-- Begin --

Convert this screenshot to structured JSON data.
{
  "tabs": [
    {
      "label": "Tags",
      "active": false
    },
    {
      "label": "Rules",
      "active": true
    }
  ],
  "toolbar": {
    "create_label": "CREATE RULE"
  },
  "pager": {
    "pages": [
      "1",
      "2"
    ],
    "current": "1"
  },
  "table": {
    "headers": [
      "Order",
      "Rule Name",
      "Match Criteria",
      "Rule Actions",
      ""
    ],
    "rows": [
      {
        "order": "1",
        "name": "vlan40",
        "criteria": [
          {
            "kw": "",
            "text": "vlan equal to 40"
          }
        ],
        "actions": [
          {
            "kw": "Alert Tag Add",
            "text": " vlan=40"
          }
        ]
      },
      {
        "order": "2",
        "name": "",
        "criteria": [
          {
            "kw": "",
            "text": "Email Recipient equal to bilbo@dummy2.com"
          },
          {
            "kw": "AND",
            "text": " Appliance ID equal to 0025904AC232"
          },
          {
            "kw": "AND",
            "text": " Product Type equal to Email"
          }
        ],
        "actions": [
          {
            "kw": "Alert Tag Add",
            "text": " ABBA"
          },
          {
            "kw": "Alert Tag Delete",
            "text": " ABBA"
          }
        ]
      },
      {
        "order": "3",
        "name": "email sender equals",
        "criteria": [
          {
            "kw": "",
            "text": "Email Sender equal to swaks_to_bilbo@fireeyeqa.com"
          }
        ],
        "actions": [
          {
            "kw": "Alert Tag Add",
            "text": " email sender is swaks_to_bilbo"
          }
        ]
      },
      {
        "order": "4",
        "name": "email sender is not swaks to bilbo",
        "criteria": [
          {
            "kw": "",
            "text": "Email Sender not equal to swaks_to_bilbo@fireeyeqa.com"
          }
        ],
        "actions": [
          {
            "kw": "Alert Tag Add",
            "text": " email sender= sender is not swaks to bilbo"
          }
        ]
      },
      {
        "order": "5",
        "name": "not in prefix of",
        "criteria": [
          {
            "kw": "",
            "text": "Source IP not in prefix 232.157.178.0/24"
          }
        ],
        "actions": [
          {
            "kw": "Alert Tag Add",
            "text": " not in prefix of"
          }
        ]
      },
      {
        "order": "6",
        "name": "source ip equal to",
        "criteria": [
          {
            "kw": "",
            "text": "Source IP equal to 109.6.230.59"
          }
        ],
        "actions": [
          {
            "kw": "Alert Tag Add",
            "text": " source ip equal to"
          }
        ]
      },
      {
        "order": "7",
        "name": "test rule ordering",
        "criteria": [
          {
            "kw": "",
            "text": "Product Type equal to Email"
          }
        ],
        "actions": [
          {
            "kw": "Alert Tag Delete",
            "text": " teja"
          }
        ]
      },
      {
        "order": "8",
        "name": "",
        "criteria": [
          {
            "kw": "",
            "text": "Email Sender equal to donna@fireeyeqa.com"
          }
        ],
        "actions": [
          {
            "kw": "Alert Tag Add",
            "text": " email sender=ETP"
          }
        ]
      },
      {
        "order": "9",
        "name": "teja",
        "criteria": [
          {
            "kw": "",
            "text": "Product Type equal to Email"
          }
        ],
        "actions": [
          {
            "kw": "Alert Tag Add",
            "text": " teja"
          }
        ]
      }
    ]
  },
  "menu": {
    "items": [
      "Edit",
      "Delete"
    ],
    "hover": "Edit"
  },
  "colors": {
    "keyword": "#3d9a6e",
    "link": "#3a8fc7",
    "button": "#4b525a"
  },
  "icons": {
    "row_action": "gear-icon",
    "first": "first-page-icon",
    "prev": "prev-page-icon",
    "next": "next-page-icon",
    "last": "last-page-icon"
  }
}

-- End --

▶ **Task details**
Give the listing again, word for word.

▶ **Full output**
Convert this screenshot to structured JSON data.
{
  "tabs": [
    {
      "label": "Tags",
      "active": false
    },
    {
      "label": "Rules",
      "active": true
    }
  ],
  "toolbar": {
    "create_label": "CREATE RULE"
  },
  "pager": {
    "pages": [
      "1",
      "2"
    ],
    "current": "1"
  },
  "table": {
    "headers": [
      "Order",
      "Rule Name",
      "Match Criteria",
      "Rule Actions",
      ""
    ],
    "rows": [
      {
        "order": "1",
        "name": "vlan40",
        "criteria": [
          {
            "kw": "",
            "text": "vlan equal to 40"
          }
        ],
        "actions": [
          {
            "kw": "Alert Tag Add",
            "text": " vlan=40"
          }
        ]
      },
      {
        "order": "2",
        "name": "",
        "criteria": [
          {
            "kw": "",
            "text": "Email Recipient equal to bilbo@dummy2.com"
          },
          {
            "kw": "AND",
            "text": " Appliance ID equal to 0025904AC232"
          },
          {
            "kw": "AND",
            "text": " Product Type equal to Email"
          }
        ],
        "actions": [
          {
            "kw": "Alert Tag Add",
            "text": " ABBA"
          },
          {
            "kw": "Alert Tag Delete",
            "text": " ABBA"
          }
        ]
      },
      {
        "order": "3",
        "name": "email sender equals",
        "criteria": [
          {
            "kw": "",
            "text": "Email Sender equal to swaks_to_bilbo@fireeyeqa.com"
          }
        ],
        "actions": [
          {
            "kw": "Alert Tag Add",
            "text": " email sender is swaks_to_bilbo"
          }
        ]
      },
      {
        "order": "4",
        "name": "email sender is not swaks to bilbo",
        "criteria": [
          {
            "kw": "",
            "text": "Email Sender not equal to swaks_to_bilbo@fireeyeqa.com"
          }
        ],
        "actions": [
          {
            "kw": "Alert Tag Add",
            "text": " email sender= sender is not swaks to bilbo"
          }
        ]
      },
      {
        "order": "5",
        "name": "not in prefix of",
        "criteria": [
          {
            "kw": "",
            "text": "Source IP not in prefix 232.157.178.0/24"
          }
        ],
        "actions": [
          {
            "kw": "Alert Tag Add",
            "text": " not in prefix of"
          }
        ]
      },
      {
        "order": "6",
        "name": "source ip equal to",
        "criteria": [
          {
            "kw": "",
            "text": "Source IP equal to 109.6.230.59"
          }
        ],
        "actions": [
          {
            "kw": "Alert Tag Add",
            "text": " source ip equal to"
          }
        ]
      },
      {
        "order": "7",
        "name": "test rule ordering",
        "criteria": [
          {
            "kw": "",
            "text": "Product Type equal to Email"
          }
        ],
        "actions": [
          {
            "kw": "Alert Tag Delete",
            "text": " teja"
          }
        ]
      },
      {
        "order": "8",
        "name": "",
        "criteria": [
          {
            "kw": "",
            "text": "Email Sender equal to donna@fireeyeqa.com"
          }
        ],
        "actions": [
          {
            "kw": "Alert Tag Add",
            "text": " email sender=ETP"
          }
        ]
      },
      {
        "order": "9",
        "name": "teja",
        "criteria": [
          {
            "kw": "",
            "text": "Product Type equal to Email"
          }
        ],
        "actions": [
          {
            "kw": "Alert Tag Add",
            "text": " teja"
          }
        ]
      }
    ]
  },
  "menu": {
    "items": [
      "Edit",
      "Delete"
    ],
    "hover": "Edit"
  },
  "colors": {
    "keyword": "#3d9a6e",
    "link": "#3a8fc7",
    "button": "#4b525a"
  },
  "icons": {
    "row_action": "gear-icon",
    "first": "first-page-icon",
    "prev": "prev-page-icon",
    "next": "next-page-icon",
    "last": "last-page-icon"
  }
}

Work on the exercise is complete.